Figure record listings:

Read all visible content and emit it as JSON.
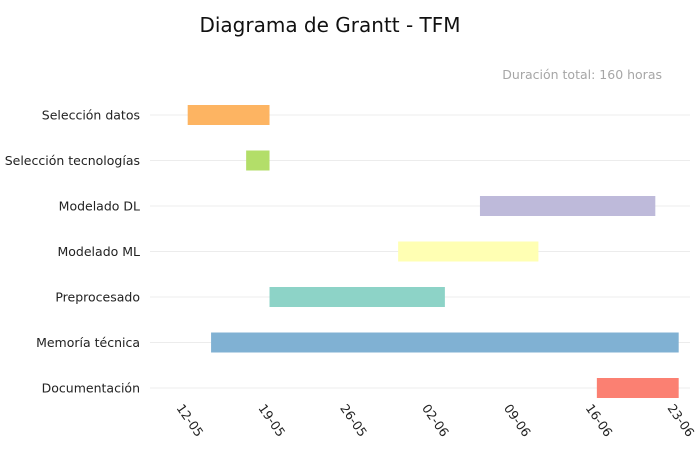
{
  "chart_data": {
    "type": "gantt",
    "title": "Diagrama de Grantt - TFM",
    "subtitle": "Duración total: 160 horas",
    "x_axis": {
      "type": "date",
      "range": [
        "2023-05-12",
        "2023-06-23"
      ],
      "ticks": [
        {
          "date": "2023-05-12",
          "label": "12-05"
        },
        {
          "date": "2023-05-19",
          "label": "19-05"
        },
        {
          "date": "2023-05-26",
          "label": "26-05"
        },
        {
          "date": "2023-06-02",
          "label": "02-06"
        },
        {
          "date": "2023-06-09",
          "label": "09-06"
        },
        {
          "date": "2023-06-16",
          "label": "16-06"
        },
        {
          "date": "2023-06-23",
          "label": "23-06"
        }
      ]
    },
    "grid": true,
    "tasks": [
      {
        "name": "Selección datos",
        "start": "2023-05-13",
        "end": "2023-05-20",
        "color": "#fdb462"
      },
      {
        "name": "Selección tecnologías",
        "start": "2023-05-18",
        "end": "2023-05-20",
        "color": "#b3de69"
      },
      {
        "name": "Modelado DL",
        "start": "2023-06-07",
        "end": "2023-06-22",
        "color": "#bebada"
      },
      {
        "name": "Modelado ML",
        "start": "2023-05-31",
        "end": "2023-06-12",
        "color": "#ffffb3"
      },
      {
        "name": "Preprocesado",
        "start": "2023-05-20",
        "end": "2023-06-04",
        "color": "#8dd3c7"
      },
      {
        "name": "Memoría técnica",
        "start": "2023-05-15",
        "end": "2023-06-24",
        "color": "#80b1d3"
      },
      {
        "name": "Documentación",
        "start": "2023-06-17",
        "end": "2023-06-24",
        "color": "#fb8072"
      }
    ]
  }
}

* * *

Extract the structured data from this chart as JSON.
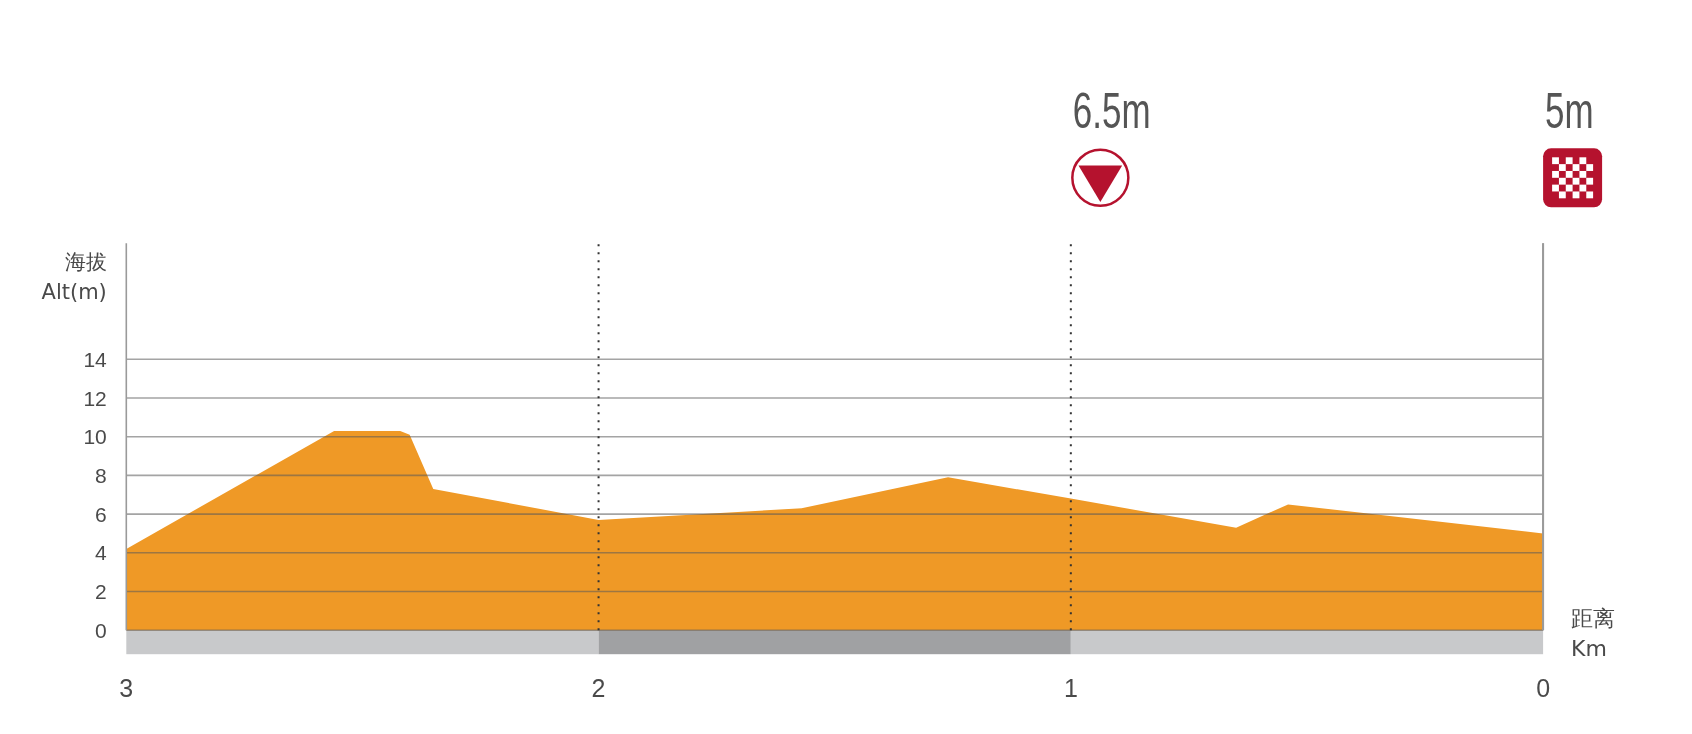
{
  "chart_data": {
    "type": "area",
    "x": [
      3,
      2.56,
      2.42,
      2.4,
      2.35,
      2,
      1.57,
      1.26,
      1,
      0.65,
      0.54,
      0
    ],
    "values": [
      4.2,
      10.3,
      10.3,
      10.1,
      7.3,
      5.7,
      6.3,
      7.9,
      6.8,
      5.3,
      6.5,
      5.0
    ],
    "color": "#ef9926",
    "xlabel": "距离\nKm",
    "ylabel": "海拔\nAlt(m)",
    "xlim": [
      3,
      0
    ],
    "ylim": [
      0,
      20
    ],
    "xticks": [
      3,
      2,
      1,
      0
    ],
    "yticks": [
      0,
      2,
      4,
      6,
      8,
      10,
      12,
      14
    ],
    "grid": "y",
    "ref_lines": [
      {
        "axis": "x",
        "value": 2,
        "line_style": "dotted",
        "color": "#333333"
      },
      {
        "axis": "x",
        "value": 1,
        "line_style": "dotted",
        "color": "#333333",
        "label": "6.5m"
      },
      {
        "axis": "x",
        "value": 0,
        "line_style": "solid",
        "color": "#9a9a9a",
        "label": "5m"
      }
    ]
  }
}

* * *

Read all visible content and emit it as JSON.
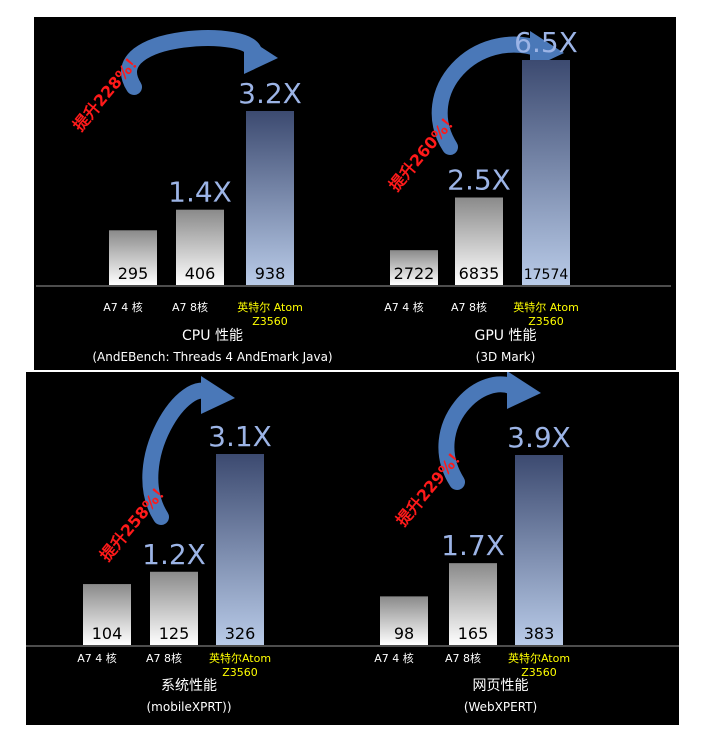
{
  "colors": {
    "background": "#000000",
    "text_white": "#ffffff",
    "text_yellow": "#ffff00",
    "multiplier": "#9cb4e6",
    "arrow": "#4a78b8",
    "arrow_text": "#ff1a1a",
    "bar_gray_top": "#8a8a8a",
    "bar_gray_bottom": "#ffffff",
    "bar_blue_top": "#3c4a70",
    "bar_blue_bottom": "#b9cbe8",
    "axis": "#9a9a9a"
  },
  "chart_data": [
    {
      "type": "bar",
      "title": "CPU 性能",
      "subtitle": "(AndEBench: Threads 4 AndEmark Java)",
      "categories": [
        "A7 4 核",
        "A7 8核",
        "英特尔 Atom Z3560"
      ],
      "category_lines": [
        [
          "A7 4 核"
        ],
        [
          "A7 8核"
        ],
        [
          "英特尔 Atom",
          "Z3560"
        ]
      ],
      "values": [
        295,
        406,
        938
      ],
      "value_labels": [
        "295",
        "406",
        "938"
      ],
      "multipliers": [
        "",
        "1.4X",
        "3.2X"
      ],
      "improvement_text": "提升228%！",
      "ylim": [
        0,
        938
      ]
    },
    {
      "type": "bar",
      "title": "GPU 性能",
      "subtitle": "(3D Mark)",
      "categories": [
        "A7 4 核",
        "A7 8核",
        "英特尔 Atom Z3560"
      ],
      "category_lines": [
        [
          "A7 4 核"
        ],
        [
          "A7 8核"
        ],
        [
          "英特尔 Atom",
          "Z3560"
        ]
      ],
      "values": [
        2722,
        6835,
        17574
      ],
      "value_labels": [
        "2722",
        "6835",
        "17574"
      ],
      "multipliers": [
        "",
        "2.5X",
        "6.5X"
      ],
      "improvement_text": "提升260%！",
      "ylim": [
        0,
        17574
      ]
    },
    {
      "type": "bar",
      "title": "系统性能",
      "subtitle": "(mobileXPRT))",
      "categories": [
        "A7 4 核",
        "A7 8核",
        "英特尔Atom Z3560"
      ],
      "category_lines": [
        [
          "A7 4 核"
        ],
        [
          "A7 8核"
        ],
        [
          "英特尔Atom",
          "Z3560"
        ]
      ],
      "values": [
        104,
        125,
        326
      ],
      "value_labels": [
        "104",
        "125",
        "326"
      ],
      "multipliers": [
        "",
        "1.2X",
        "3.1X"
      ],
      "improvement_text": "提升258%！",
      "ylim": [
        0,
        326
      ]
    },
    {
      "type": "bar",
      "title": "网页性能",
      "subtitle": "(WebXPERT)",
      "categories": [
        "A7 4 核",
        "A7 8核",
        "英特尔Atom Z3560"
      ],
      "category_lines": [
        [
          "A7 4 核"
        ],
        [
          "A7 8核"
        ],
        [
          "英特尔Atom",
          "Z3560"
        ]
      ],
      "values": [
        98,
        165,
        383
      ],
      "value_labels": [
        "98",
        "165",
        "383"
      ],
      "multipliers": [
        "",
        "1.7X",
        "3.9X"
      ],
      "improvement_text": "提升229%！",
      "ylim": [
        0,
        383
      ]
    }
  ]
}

What is required: Pick out all lines from the data above in which the word "date" appears.

Written solution:
      "type": "date",
          "date": "2023-05-12",
          "date": "2023-05-19",
          "date": "2023-05-26",
          "date": "2023-06-02",
          "date": "2023-06-09",
          "date": "2023-06-16",
          "date": "2023-06-23",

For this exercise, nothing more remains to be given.